(Data tied to figure images)
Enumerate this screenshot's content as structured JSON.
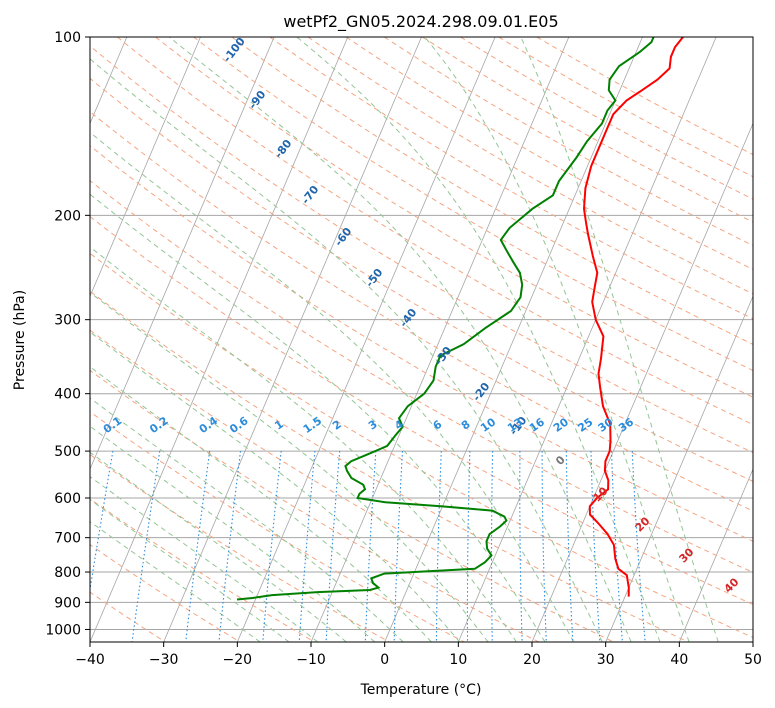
{
  "chart_data": {
    "type": "line",
    "title": "wetPf2_GN05.2024.298.09.01.E05",
    "xlabel": "Temperature (°C)",
    "ylabel": "Pressure (hPa)",
    "xlim": [
      -40,
      50
    ],
    "ylim": [
      1050,
      100
    ],
    "y_scale": "log",
    "grid": true,
    "xticks": [
      -40,
      -30,
      -20,
      -10,
      0,
      10,
      20,
      30,
      40,
      50
    ],
    "yticks": [
      100,
      200,
      300,
      400,
      500,
      600,
      700,
      800,
      900,
      1000
    ],
    "series": [
      {
        "color": "#ff0000",
        "points": [
          [
            30.5,
            880
          ],
          [
            30.0,
            850
          ],
          [
            29.5,
            830
          ],
          [
            29.0,
            810
          ],
          [
            27.5,
            790
          ],
          [
            26.5,
            760
          ],
          [
            25.5,
            720
          ],
          [
            24.0,
            690
          ],
          [
            22.0,
            660
          ],
          [
            20.5,
            640
          ],
          [
            20.0,
            620
          ],
          [
            20.5,
            600
          ],
          [
            21.5,
            580
          ],
          [
            21.0,
            560
          ],
          [
            20.0,
            540
          ],
          [
            19.5,
            520
          ],
          [
            19.5,
            500
          ],
          [
            19.0,
            480
          ],
          [
            18.0,
            450
          ],
          [
            16.0,
            420
          ],
          [
            14.5,
            390
          ],
          [
            13.5,
            370
          ],
          [
            13.0,
            350
          ],
          [
            12.0,
            320
          ],
          [
            10.0,
            300
          ],
          [
            8.5,
            280
          ],
          [
            8.0,
            265
          ],
          [
            7.5,
            250
          ],
          [
            6.0,
            235
          ],
          [
            4.0,
            215
          ],
          [
            3.0,
            205
          ],
          [
            2.0,
            195
          ],
          [
            1.0,
            180
          ],
          [
            0.5,
            165
          ],
          [
            0.5,
            145
          ],
          [
            0.5,
            135
          ],
          [
            1.5,
            128
          ],
          [
            3.0,
            123
          ],
          [
            4.5,
            118
          ],
          [
            5.5,
            113
          ],
          [
            5.0,
            108
          ],
          [
            5.0,
            104
          ],
          [
            5.5,
            100
          ]
        ]
      },
      {
        "color": "#008000",
        "points": [
          [
            -22.5,
            890
          ],
          [
            -20.5,
            885
          ],
          [
            -18.0,
            875
          ],
          [
            -12.0,
            865
          ],
          [
            -5.0,
            858
          ],
          [
            -4.0,
            850
          ],
          [
            -5.0,
            835
          ],
          [
            -5.5,
            820
          ],
          [
            -4.0,
            805
          ],
          [
            0.0,
            800
          ],
          [
            8.0,
            790
          ],
          [
            9.0,
            770
          ],
          [
            9.5,
            750
          ],
          [
            8.5,
            730
          ],
          [
            8.0,
            710
          ],
          [
            8.0,
            690
          ],
          [
            9.0,
            670
          ],
          [
            9.5,
            655
          ],
          [
            9.0,
            645
          ],
          [
            7.0,
            630
          ],
          [
            0.0,
            620
          ],
          [
            -8.0,
            610
          ],
          [
            -12.0,
            600
          ],
          [
            -12.0,
            590
          ],
          [
            -11.5,
            580
          ],
          [
            -12.0,
            570
          ],
          [
            -14.0,
            555
          ],
          [
            -15.0,
            540
          ],
          [
            -15.5,
            530
          ],
          [
            -15.0,
            520
          ],
          [
            -13.0,
            505
          ],
          [
            -11.0,
            490
          ],
          [
            -10.5,
            470
          ],
          [
            -10.0,
            455
          ],
          [
            -11.0,
            440
          ],
          [
            -10.5,
            420
          ],
          [
            -9.0,
            400
          ],
          [
            -8.5,
            380
          ],
          [
            -9.0,
            360
          ],
          [
            -9.0,
            345
          ],
          [
            -6.5,
            330
          ],
          [
            -4.5,
            310
          ],
          [
            -2.0,
            290
          ],
          [
            -1.5,
            275
          ],
          [
            -2.0,
            262
          ],
          [
            -3.0,
            250
          ],
          [
            -4.5,
            240
          ],
          [
            -6.0,
            230
          ],
          [
            -7.5,
            220
          ],
          [
            -7.0,
            210
          ],
          [
            -5.0,
            195
          ],
          [
            -3.0,
            185
          ],
          [
            -3.0,
            175
          ],
          [
            -2.0,
            160
          ],
          [
            -1.5,
            150
          ],
          [
            -0.5,
            140
          ],
          [
            -0.5,
            133
          ],
          [
            0.0,
            128
          ],
          [
            -1.5,
            123
          ],
          [
            -2.0,
            118
          ],
          [
            -1.5,
            112
          ],
          [
            0.5,
            106
          ],
          [
            1.5,
            102
          ],
          [
            1.5,
            100
          ]
        ]
      }
    ],
    "dry_adiabat_labels": [
      "-100",
      "-90",
      "-80",
      "-70",
      "-60",
      "-50",
      "-40",
      "-30",
      "-20",
      "-10"
    ],
    "moist_adiabat_labels": [
      "0",
      "10",
      "20",
      "30",
      "40"
    ],
    "mixing_ratio_labels": [
      "0.1",
      "0.2",
      "0.4",
      "0.6",
      "1",
      "1.5",
      "2",
      "3",
      "4",
      "6",
      "8",
      "10",
      "13",
      "16",
      "20",
      "25",
      "30",
      "36"
    ],
    "colors": {
      "temperature": "#ff0000",
      "dewpoint": "#008000",
      "isotherm": "#a6a6a6",
      "dry_adiabat": "#f4a582",
      "moist_adiabat": "#93c595",
      "mixing_ratio": "#2b8cdc",
      "dry_label": "#2166ac",
      "moist_label": "#d62728",
      "mixing_label": "#2b8cdc"
    }
  }
}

● Required work: Quote every record above exactly, omitting any pictures they contain.

● Output of the exercise:
Enumerate this screenshot's content as structured JSON.
{
  "chart_data": {
    "type": "line",
    "title": "wetPf2_GN05.2024.298.09.01.E05",
    "xlabel": "Temperature (°C)",
    "ylabel": "Pressure (hPa)",
    "xlim": [
      -40,
      50
    ],
    "ylim": [
      1050,
      100
    ],
    "y_scale": "log",
    "grid": true,
    "xticks": [
      -40,
      -30,
      -20,
      -10,
      0,
      10,
      20,
      30,
      40,
      50
    ],
    "yticks": [
      100,
      200,
      300,
      400,
      500,
      600,
      700,
      800,
      900,
      1000
    ],
    "series": [
      {
        "color": "#ff0000",
        "points": [
          [
            30.5,
            880
          ],
          [
            30.0,
            850
          ],
          [
            29.5,
            830
          ],
          [
            29.0,
            810
          ],
          [
            27.5,
            790
          ],
          [
            26.5,
            760
          ],
          [
            25.5,
            720
          ],
          [
            24.0,
            690
          ],
          [
            22.0,
            660
          ],
          [
            20.5,
            640
          ],
          [
            20.0,
            620
          ],
          [
            20.5,
            600
          ],
          [
            21.5,
            580
          ],
          [
            21.0,
            560
          ],
          [
            20.0,
            540
          ],
          [
            19.5,
            520
          ],
          [
            19.5,
            500
          ],
          [
            19.0,
            480
          ],
          [
            18.0,
            450
          ],
          [
            16.0,
            420
          ],
          [
            14.5,
            390
          ],
          [
            13.5,
            370
          ],
          [
            13.0,
            350
          ],
          [
            12.0,
            320
          ],
          [
            10.0,
            300
          ],
          [
            8.5,
            280
          ],
          [
            8.0,
            265
          ],
          [
            7.5,
            250
          ],
          [
            6.0,
            235
          ],
          [
            4.0,
            215
          ],
          [
            3.0,
            205
          ],
          [
            2.0,
            195
          ],
          [
            1.0,
            180
          ],
          [
            0.5,
            165
          ],
          [
            0.5,
            145
          ],
          [
            0.5,
            135
          ],
          [
            1.5,
            128
          ],
          [
            3.0,
            123
          ],
          [
            4.5,
            118
          ],
          [
            5.5,
            113
          ],
          [
            5.0,
            108
          ],
          [
            5.0,
            104
          ],
          [
            5.5,
            100
          ]
        ]
      },
      {
        "color": "#008000",
        "points": [
          [
            -22.5,
            890
          ],
          [
            -20.5,
            885
          ],
          [
            -18.0,
            875
          ],
          [
            -12.0,
            865
          ],
          [
            -5.0,
            858
          ],
          [
            -4.0,
            850
          ],
          [
            -5.0,
            835
          ],
          [
            -5.5,
            820
          ],
          [
            -4.0,
            805
          ],
          [
            0.0,
            800
          ],
          [
            8.0,
            790
          ],
          [
            9.0,
            770
          ],
          [
            9.5,
            750
          ],
          [
            8.5,
            730
          ],
          [
            8.0,
            710
          ],
          [
            8.0,
            690
          ],
          [
            9.0,
            670
          ],
          [
            9.5,
            655
          ],
          [
            9.0,
            645
          ],
          [
            7.0,
            630
          ],
          [
            0.0,
            620
          ],
          [
            -8.0,
            610
          ],
          [
            -12.0,
            600
          ],
          [
            -12.0,
            590
          ],
          [
            -11.5,
            580
          ],
          [
            -12.0,
            570
          ],
          [
            -14.0,
            555
          ],
          [
            -15.0,
            540
          ],
          [
            -15.5,
            530
          ],
          [
            -15.0,
            520
          ],
          [
            -13.0,
            505
          ],
          [
            -11.0,
            490
          ],
          [
            -10.5,
            470
          ],
          [
            -10.0,
            455
          ],
          [
            -11.0,
            440
          ],
          [
            -10.5,
            420
          ],
          [
            -9.0,
            400
          ],
          [
            -8.5,
            380
          ],
          [
            -9.0,
            360
          ],
          [
            -9.0,
            345
          ],
          [
            -6.5,
            330
          ],
          [
            -4.5,
            310
          ],
          [
            -2.0,
            290
          ],
          [
            -1.5,
            275
          ],
          [
            -2.0,
            262
          ],
          [
            -3.0,
            250
          ],
          [
            -4.5,
            240
          ],
          [
            -6.0,
            230
          ],
          [
            -7.5,
            220
          ],
          [
            -7.0,
            210
          ],
          [
            -5.0,
            195
          ],
          [
            -3.0,
            185
          ],
          [
            -3.0,
            175
          ],
          [
            -2.0,
            160
          ],
          [
            -1.5,
            150
          ],
          [
            -0.5,
            140
          ],
          [
            -0.5,
            133
          ],
          [
            0.0,
            128
          ],
          [
            -1.5,
            123
          ],
          [
            -2.0,
            118
          ],
          [
            -1.5,
            112
          ],
          [
            0.5,
            106
          ],
          [
            1.5,
            102
          ],
          [
            1.5,
            100
          ]
        ]
      }
    ],
    "dry_adiabat_labels": [
      "-100",
      "-90",
      "-80",
      "-70",
      "-60",
      "-50",
      "-40",
      "-30",
      "-20",
      "-10"
    ],
    "moist_adiabat_labels": [
      "0",
      "10",
      "20",
      "30",
      "40"
    ],
    "mixing_ratio_labels": [
      "0.1",
      "0.2",
      "0.4",
      "0.6",
      "1",
      "1.5",
      "2",
      "3",
      "4",
      "6",
      "8",
      "10",
      "13",
      "16",
      "20",
      "25",
      "30",
      "36"
    ],
    "colors": {
      "temperature": "#ff0000",
      "dewpoint": "#008000",
      "isotherm": "#a6a6a6",
      "dry_adiabat": "#f4a582",
      "moist_adiabat": "#93c595",
      "mixing_ratio": "#2b8cdc",
      "dry_label": "#2166ac",
      "moist_label": "#d62728",
      "mixing_label": "#2b8cdc"
    }
  }
}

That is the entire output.